- **PROVIDED ENTRIES**

▼

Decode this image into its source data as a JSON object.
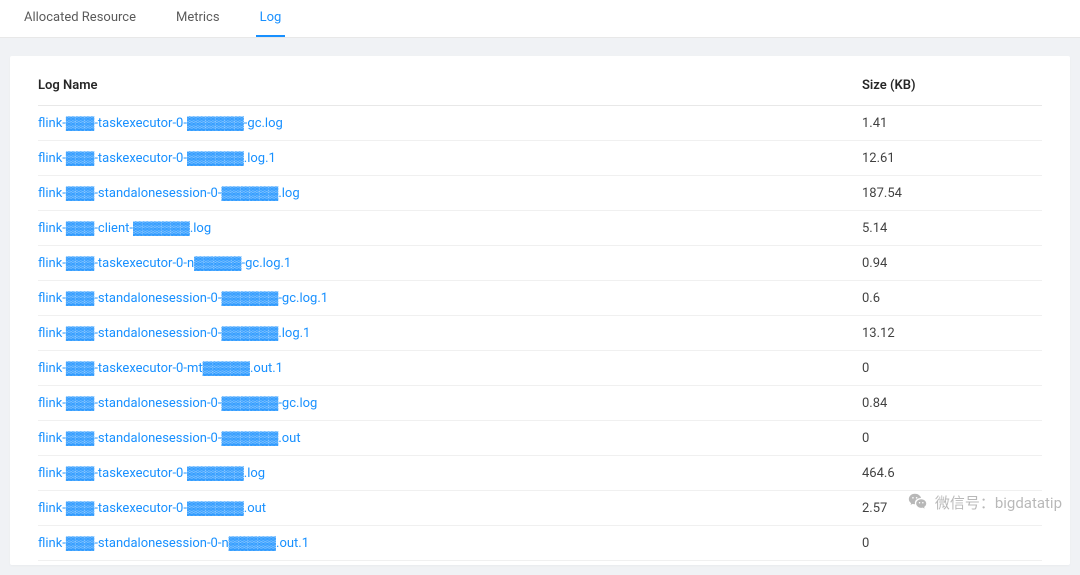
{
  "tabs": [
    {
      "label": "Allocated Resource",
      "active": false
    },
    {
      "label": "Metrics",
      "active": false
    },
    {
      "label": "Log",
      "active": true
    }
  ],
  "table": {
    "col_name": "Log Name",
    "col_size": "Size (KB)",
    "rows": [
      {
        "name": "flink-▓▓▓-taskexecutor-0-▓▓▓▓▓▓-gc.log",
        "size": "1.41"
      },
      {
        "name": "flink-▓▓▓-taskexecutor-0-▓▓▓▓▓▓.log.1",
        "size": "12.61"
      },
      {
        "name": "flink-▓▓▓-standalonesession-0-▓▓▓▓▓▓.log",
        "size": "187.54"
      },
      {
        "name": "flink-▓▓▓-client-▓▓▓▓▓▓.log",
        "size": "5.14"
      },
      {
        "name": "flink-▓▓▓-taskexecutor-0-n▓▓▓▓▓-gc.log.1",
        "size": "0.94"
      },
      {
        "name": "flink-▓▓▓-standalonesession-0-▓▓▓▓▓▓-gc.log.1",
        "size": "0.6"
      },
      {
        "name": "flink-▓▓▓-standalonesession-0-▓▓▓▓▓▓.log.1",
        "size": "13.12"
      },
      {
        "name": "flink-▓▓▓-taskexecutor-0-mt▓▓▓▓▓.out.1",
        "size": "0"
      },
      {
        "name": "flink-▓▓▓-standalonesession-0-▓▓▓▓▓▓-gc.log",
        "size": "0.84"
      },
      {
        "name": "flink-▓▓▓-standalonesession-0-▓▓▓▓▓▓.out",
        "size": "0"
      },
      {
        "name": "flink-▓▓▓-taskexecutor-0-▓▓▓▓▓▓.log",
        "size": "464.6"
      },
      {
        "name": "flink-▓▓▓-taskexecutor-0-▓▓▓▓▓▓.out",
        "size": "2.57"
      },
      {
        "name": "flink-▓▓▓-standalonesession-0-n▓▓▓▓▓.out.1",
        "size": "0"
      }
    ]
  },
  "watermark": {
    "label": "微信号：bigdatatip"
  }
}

▲

- **EXERCISE PROMPT**
Except for the pictures, copy every line of the records above exactly.

- **ANSWER TO THE EXERCISE**
Decode this image into its source data as a JSON object.
{
  "tabs": [
    {
      "label": "Allocated Resource",
      "active": false
    },
    {
      "label": "Metrics",
      "active": false
    },
    {
      "label": "Log",
      "active": true
    }
  ],
  "table": {
    "col_name": "Log Name",
    "col_size": "Size (KB)",
    "rows": [
      {
        "name": "flink-▓▓▓-taskexecutor-0-▓▓▓▓▓▓-gc.log",
        "size": "1.41"
      },
      {
        "name": "flink-▓▓▓-taskexecutor-0-▓▓▓▓▓▓.log.1",
        "size": "12.61"
      },
      {
        "name": "flink-▓▓▓-standalonesession-0-▓▓▓▓▓▓.log",
        "size": "187.54"
      },
      {
        "name": "flink-▓▓▓-client-▓▓▓▓▓▓.log",
        "size": "5.14"
      },
      {
        "name": "flink-▓▓▓-taskexecutor-0-n▓▓▓▓▓-gc.log.1",
        "size": "0.94"
      },
      {
        "name": "flink-▓▓▓-standalonesession-0-▓▓▓▓▓▓-gc.log.1",
        "size": "0.6"
      },
      {
        "name": "flink-▓▓▓-standalonesession-0-▓▓▓▓▓▓.log.1",
        "size": "13.12"
      },
      {
        "name": "flink-▓▓▓-taskexecutor-0-mt▓▓▓▓▓.out.1",
        "size": "0"
      },
      {
        "name": "flink-▓▓▓-standalonesession-0-▓▓▓▓▓▓-gc.log",
        "size": "0.84"
      },
      {
        "name": "flink-▓▓▓-standalonesession-0-▓▓▓▓▓▓.out",
        "size": "0"
      },
      {
        "name": "flink-▓▓▓-taskexecutor-0-▓▓▓▓▓▓.log",
        "size": "464.6"
      },
      {
        "name": "flink-▓▓▓-taskexecutor-0-▓▓▓▓▓▓.out",
        "size": "2.57"
      },
      {
        "name": "flink-▓▓▓-standalonesession-0-n▓▓▓▓▓.out.1",
        "size": "0"
      }
    ]
  },
  "watermark": {
    "label": "微信号：bigdatatip"
  }
}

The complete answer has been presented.